Aim of the task:
Pick out every line with the word "diff" and copy it.

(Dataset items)
━━━━

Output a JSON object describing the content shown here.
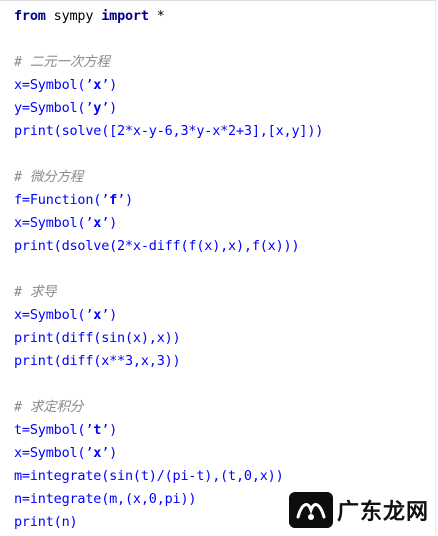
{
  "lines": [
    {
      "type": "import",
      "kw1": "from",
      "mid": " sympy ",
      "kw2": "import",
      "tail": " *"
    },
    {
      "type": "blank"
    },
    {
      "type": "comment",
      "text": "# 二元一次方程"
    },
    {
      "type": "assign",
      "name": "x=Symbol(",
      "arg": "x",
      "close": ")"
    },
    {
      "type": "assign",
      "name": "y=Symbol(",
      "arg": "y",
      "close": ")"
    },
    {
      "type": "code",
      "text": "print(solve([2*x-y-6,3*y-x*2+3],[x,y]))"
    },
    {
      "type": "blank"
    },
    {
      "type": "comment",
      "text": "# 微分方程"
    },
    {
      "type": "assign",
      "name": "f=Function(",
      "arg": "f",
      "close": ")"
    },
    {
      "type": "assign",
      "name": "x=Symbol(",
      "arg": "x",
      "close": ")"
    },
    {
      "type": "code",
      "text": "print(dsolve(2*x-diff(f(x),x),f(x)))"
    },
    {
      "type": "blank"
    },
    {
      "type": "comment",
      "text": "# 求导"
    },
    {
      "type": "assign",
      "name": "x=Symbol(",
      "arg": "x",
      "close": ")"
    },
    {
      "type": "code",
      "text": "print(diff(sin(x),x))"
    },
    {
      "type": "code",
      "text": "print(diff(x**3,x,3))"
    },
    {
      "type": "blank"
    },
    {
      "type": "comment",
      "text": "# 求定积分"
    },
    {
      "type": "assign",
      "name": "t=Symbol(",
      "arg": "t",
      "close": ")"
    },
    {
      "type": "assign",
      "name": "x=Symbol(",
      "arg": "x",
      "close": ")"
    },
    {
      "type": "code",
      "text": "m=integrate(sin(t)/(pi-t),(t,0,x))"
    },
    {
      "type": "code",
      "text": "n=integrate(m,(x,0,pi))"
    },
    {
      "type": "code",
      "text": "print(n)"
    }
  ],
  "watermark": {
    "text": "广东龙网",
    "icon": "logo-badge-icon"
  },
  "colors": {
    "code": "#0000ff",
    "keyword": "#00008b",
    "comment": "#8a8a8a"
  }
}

━━━━

Full response:
      "text": "print(dsolve(2*x-diff(f(x),x),f(x)))"
      "text": "print(diff(sin(x),x))"
      "text": "print(diff(x**3,x,3))"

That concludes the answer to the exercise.